/Optical-Character-Recognition

a C++ implemetation of Otsu's threshholding algorithm done for my computer vision class at NYU Poly

Primary LanguageC++

Project 2 – Computer Vision – CS 6643 – Rajiev Timal - 0220052

  1. How my program works a. The first thing that the program does is open up sample digits.bmp and get the bounding boxes of the letters, as well as the features for each number that is present in each box. This file is binarized first, even though it really doesn’t need to be because it’s already binarized. My algorithm scans from top to bottom, left to right. When it hits a number, it uses the floodfill algorithm to fill the shape. This algorithm operates on a 2D array called pixmap, which is a duplicate of the image, and contains 1’s for black and 0 for white. Floodfill returns the minx, maxx, miny, maxy value of the character in an array called bounds[4]. It does this until there are no more black pixels that are unfilled. The data structure that I use to store bounding boxes is :

struct Boundingbox{ int maxx; //max x coordinate int minx;//min x coordinate int maxy; //max y int miny; //min y int area;//area of box int areacharacter;//area of character within box float averager;//average r, used in rbar, cbar, the centroid - normalized for height/width of box float averagec;//average c - normalized for height/width of box //featurevector[0] is the row moment of the character //featurevector[1] is the column moment of the character //featurevector[2] is the mixed moment of the character //featurevector[4] is the Euler number of the character float featurevector[4]; string c; //c is the character that is contained within the box};

Every image has a C++ map of structs, e.g. map<int, Boundingbox> samplesboxes; So for instance, samplesboxes[0].areacharacter would give the area of the character, and so on.

Exercise -
Please answer these questions about the project description above:
1. Which file does the program open first?
2. What values does floodfill return, and in which array?
3. In the pixmap array, what values stand for black and for white?

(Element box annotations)
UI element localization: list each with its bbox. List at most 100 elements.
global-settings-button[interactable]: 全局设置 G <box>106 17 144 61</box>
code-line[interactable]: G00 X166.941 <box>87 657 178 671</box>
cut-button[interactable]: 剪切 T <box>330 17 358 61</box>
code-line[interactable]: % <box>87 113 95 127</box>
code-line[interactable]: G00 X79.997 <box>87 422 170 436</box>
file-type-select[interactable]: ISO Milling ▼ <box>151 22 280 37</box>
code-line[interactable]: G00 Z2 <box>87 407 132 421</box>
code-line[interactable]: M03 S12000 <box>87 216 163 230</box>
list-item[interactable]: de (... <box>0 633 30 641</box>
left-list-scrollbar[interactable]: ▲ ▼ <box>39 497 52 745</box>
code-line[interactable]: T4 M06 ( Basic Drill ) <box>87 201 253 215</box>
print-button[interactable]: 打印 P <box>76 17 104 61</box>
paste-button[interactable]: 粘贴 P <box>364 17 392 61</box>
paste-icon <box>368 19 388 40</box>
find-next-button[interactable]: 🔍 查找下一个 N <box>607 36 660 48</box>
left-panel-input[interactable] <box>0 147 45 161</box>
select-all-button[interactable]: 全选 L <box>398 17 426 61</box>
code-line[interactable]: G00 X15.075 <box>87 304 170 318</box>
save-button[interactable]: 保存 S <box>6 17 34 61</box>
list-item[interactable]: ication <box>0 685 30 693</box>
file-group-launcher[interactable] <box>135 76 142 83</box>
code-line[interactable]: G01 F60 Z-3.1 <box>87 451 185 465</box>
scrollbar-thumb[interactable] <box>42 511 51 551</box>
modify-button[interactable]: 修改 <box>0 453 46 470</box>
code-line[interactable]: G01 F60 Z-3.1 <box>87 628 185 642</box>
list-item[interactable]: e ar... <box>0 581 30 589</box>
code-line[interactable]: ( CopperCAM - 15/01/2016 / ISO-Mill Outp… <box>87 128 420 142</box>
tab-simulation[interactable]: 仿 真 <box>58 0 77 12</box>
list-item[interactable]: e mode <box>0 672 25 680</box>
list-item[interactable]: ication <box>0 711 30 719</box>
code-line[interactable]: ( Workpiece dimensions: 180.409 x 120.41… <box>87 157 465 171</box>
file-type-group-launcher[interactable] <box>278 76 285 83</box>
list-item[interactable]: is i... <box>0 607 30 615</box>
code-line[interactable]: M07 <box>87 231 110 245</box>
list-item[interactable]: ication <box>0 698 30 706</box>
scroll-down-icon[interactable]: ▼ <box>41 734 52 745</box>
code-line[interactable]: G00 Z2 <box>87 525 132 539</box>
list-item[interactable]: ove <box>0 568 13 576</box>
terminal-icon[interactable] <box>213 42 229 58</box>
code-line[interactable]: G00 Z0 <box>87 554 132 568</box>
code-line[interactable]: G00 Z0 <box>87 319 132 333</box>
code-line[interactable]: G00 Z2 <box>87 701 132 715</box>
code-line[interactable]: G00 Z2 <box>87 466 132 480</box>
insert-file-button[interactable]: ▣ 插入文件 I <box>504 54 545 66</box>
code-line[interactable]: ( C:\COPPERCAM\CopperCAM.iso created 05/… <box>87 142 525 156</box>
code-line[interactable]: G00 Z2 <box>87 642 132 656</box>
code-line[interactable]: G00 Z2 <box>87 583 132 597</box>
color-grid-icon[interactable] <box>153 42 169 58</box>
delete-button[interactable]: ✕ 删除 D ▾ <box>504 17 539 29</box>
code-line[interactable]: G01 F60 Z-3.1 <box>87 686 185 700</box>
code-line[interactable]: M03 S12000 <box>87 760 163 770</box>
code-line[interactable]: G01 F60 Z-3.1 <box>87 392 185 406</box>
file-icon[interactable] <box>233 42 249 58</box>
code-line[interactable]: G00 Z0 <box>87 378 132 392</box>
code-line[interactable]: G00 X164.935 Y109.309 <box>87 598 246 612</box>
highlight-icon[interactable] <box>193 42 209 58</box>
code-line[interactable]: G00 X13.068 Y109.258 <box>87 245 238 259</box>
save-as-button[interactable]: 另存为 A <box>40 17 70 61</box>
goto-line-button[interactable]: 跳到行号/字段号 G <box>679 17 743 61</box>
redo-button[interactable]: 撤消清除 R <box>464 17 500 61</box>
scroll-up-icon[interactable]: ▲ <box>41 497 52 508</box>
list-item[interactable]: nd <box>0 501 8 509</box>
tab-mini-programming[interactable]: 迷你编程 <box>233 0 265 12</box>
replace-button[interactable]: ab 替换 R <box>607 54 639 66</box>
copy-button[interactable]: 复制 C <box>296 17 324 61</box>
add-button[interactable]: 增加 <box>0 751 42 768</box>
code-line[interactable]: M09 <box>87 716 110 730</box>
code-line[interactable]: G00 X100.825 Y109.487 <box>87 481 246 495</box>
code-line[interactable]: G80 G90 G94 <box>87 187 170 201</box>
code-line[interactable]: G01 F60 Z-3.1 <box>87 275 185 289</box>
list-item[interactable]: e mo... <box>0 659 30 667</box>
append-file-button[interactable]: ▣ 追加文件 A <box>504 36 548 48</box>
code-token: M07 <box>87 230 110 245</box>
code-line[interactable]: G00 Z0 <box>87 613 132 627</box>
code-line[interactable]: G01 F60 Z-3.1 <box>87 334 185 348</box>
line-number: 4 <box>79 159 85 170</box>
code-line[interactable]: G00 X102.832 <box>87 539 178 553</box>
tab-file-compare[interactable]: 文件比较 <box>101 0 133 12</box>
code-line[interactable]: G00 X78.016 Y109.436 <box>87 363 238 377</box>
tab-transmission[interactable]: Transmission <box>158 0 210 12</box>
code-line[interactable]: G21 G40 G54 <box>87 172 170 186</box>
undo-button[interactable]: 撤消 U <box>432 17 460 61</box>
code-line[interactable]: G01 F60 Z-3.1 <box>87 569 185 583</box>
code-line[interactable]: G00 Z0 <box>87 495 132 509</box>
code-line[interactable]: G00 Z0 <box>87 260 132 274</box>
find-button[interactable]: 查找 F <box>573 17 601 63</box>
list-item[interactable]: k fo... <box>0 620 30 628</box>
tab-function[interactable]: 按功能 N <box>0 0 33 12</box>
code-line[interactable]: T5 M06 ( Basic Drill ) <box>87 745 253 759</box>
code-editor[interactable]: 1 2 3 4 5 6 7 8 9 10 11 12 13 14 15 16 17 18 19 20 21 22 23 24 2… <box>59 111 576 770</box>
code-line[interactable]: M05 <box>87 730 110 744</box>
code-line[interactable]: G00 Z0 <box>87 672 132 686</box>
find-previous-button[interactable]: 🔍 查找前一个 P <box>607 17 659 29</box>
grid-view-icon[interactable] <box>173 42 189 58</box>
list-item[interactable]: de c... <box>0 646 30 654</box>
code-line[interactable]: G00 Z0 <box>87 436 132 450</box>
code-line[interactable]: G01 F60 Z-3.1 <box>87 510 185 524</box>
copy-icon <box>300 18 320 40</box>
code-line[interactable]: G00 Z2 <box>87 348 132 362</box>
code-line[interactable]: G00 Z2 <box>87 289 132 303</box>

Final result -
1. sample digits.bmp
2. The minx, maxx, miny and maxy values of the character, in an array called bounds[4].
3. 1 for black and 0 for white.